Record set:
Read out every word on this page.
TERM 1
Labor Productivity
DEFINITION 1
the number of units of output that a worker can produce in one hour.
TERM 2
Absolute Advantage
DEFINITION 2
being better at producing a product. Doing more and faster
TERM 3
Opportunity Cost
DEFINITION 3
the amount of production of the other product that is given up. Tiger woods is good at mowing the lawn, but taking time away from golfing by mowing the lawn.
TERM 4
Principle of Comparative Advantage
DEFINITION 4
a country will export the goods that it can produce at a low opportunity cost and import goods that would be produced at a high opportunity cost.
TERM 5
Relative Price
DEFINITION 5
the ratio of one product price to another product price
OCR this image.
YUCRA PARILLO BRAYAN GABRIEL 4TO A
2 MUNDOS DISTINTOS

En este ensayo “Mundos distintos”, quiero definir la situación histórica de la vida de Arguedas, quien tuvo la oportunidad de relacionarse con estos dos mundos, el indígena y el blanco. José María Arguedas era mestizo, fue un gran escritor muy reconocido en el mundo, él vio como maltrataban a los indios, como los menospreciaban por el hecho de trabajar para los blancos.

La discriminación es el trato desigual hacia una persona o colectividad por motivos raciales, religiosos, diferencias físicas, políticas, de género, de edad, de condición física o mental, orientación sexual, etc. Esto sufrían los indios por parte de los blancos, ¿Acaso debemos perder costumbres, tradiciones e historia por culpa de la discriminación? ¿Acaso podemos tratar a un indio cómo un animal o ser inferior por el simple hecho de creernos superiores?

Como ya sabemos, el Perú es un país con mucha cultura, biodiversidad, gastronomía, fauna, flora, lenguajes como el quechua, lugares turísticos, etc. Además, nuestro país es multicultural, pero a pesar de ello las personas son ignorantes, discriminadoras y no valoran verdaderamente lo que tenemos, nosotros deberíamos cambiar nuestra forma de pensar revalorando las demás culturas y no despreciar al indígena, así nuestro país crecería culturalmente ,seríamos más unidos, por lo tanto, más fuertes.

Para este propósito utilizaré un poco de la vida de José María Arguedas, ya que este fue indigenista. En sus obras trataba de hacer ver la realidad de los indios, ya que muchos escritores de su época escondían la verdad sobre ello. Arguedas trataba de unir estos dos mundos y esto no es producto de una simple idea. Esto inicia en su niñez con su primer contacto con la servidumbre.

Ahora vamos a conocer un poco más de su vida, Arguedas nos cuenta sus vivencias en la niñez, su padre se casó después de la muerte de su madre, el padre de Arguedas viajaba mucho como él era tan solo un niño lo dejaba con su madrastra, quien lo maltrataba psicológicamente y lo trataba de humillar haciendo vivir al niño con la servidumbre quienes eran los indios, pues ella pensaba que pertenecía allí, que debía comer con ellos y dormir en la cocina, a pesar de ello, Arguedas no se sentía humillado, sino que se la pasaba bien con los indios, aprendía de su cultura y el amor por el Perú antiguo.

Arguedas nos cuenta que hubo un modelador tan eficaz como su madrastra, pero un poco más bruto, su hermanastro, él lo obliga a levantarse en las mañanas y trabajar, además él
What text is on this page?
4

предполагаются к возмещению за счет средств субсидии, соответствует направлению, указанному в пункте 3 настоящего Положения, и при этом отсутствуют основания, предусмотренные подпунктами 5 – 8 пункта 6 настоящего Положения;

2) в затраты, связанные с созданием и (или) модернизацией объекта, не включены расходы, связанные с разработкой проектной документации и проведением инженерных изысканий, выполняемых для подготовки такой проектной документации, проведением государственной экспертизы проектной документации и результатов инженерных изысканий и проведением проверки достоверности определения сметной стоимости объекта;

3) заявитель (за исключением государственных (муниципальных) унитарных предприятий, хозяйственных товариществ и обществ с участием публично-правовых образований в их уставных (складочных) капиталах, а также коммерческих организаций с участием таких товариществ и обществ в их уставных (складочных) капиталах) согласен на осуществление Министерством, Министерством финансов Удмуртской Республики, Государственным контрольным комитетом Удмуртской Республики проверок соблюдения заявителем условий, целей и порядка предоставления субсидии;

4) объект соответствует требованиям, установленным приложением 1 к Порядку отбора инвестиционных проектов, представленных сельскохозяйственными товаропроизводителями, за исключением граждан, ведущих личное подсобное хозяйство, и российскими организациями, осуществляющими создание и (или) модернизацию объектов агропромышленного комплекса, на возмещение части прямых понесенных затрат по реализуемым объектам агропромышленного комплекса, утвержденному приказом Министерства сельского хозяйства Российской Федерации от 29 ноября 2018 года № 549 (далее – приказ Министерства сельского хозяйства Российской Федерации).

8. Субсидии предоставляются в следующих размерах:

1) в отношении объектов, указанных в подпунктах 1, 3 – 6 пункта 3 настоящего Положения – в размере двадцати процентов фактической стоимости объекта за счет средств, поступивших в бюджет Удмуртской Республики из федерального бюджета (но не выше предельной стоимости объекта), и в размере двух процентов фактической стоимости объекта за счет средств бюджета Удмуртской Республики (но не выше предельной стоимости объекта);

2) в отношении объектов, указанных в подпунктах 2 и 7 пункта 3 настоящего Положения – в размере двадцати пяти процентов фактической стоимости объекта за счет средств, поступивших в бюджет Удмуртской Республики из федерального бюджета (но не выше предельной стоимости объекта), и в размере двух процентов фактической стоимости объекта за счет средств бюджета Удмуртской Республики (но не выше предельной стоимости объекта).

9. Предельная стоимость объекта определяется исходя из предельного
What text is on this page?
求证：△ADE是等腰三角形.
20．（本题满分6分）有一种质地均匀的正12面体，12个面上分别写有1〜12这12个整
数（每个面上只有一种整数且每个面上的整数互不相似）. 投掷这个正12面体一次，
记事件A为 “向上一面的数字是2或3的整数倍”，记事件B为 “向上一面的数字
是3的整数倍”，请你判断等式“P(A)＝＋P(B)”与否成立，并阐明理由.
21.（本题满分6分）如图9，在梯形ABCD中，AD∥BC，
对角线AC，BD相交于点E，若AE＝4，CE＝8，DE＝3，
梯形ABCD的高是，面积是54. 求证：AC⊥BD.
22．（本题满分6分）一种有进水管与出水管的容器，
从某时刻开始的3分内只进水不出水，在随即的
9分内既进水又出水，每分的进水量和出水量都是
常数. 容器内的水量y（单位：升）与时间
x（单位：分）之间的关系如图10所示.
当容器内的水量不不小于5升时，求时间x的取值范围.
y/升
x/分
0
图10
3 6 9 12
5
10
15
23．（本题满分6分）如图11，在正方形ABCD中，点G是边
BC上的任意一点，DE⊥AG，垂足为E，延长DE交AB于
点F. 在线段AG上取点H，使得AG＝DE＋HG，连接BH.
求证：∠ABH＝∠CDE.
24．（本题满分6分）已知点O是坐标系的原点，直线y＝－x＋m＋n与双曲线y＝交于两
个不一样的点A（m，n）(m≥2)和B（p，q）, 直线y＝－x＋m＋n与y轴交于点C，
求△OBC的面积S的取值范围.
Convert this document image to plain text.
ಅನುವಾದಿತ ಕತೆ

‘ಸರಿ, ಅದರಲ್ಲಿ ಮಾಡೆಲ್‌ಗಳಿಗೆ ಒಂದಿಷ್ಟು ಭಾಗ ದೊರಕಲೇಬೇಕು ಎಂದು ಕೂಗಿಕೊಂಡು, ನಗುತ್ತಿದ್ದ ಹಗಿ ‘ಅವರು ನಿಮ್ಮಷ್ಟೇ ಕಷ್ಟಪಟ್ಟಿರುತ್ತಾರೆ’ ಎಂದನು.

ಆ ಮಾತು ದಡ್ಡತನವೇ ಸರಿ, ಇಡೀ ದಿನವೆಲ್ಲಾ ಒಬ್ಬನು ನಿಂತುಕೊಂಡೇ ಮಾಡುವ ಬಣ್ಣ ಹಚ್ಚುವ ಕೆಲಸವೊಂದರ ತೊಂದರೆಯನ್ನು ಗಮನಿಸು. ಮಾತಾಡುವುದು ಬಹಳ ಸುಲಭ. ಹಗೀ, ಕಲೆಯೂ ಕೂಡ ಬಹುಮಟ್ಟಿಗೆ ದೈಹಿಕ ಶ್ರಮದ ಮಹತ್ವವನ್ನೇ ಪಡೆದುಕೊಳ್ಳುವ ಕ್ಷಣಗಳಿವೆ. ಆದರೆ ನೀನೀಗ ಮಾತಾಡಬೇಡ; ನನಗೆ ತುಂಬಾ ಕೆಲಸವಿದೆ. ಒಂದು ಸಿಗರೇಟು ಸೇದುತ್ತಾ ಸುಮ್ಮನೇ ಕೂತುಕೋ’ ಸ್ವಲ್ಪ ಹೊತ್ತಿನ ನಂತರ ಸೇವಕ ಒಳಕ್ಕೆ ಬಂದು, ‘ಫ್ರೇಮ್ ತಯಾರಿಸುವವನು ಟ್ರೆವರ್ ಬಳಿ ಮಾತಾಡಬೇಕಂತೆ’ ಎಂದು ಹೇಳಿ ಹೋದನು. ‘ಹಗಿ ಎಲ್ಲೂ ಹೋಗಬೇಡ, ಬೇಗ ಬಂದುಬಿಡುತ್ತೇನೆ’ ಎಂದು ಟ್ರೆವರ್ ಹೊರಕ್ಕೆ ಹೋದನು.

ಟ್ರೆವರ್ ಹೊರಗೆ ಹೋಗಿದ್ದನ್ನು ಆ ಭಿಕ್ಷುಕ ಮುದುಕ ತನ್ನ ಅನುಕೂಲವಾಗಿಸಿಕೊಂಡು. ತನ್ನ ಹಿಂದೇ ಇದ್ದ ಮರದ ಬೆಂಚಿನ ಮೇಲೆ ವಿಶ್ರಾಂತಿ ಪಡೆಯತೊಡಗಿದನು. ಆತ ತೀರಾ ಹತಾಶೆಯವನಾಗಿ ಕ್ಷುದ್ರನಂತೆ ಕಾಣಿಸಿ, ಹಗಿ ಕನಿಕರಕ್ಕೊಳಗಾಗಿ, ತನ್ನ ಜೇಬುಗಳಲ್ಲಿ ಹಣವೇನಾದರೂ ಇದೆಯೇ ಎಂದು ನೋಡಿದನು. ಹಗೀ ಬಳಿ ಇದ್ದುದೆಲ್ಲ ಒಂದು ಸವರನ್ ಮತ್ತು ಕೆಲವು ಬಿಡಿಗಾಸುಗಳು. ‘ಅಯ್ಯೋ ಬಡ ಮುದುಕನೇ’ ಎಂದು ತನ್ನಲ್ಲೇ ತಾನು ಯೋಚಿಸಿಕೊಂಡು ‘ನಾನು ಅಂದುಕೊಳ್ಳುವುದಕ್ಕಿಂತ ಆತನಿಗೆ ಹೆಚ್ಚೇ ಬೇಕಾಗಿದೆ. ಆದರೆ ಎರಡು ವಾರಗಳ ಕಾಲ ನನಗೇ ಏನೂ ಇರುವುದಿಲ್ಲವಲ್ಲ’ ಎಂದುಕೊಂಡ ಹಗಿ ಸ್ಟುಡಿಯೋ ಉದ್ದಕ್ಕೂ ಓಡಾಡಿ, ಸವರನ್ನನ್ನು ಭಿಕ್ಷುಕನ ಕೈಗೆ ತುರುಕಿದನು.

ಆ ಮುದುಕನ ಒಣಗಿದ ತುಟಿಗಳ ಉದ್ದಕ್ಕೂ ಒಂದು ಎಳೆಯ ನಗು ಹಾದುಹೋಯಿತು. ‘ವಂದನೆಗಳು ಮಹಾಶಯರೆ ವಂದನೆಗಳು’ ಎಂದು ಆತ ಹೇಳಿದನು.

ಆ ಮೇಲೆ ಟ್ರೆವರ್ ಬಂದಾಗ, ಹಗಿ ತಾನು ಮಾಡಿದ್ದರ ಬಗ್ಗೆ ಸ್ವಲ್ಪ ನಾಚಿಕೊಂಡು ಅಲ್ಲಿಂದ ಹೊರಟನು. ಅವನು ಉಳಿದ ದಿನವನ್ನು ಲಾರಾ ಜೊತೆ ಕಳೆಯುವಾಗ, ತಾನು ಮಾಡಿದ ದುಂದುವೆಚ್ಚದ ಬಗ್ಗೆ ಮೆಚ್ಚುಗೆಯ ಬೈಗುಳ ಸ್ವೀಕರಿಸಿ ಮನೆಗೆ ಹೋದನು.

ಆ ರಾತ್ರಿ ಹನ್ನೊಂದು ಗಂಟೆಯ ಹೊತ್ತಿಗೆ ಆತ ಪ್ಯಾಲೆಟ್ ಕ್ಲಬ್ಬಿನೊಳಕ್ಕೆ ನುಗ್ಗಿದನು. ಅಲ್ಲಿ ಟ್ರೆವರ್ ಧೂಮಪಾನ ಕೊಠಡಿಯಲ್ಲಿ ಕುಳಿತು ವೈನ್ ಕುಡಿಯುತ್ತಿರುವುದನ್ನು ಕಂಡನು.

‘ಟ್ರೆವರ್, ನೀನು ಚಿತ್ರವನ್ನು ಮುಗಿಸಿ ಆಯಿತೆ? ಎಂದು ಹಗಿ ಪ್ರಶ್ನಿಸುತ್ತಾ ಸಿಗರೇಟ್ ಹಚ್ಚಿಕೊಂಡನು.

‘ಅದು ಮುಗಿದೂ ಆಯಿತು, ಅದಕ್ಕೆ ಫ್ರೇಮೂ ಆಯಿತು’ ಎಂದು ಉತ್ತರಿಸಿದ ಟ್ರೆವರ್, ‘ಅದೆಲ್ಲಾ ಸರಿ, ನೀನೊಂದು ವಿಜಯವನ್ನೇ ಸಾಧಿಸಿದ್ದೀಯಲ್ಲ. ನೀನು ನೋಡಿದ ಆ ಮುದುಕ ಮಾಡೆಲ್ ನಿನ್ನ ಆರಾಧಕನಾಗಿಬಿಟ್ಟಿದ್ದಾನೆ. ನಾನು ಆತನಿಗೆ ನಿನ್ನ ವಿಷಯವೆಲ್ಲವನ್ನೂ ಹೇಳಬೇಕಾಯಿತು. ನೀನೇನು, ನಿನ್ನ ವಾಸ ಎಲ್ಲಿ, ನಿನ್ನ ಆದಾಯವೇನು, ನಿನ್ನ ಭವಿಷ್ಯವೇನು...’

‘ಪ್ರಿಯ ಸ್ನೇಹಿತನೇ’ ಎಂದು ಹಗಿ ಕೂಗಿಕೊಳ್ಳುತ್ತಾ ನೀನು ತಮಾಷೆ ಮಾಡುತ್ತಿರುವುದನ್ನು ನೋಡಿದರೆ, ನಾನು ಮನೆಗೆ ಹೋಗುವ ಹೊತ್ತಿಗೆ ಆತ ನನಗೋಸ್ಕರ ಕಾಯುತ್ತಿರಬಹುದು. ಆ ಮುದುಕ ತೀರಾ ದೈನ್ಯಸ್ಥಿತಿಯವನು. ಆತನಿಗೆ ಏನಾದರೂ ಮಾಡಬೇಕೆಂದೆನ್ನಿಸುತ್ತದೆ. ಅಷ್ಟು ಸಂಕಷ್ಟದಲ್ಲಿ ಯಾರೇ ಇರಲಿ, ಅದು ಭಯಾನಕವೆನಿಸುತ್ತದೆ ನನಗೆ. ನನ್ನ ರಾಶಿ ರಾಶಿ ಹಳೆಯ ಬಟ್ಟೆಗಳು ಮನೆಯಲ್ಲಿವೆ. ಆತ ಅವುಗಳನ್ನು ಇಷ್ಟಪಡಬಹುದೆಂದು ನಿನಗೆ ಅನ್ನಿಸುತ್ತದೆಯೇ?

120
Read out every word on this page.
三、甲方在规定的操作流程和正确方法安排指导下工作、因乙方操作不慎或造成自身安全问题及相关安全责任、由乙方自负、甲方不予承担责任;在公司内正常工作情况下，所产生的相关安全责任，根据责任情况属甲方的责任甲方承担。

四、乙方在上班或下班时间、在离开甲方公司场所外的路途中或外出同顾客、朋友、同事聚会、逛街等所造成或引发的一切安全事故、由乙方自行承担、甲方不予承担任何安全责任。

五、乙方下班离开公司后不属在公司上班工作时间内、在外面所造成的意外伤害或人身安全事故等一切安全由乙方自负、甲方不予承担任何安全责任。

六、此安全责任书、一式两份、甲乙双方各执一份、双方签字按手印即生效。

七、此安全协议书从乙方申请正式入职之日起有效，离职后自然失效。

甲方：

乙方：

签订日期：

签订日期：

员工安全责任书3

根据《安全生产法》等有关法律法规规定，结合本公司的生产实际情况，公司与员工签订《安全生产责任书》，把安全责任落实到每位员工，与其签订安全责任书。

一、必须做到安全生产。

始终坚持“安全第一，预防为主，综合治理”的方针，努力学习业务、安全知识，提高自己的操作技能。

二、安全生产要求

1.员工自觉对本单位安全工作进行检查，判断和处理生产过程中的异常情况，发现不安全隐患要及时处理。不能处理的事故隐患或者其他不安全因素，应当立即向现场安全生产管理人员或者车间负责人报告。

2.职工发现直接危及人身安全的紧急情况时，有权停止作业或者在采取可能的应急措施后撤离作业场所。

Work instructions: Copy in full each line that holds the word "甲方不予承担任何安全责任".

Solution for this task:
四、乙方在上班或下班时间、在离开甲方公司场所外的路途中或外出同顾客、朋友、同事聚会、逛街等所造成或引发的一切安全事故、由乙方自行承担、甲方不予承担任何安全责任。
五、乙方下班离开公司后不属在公司上班工作时间内、在外面所造成的意外伤害或人身安全事故等一切安全由乙方自负、甲方不予承担任何安全责任。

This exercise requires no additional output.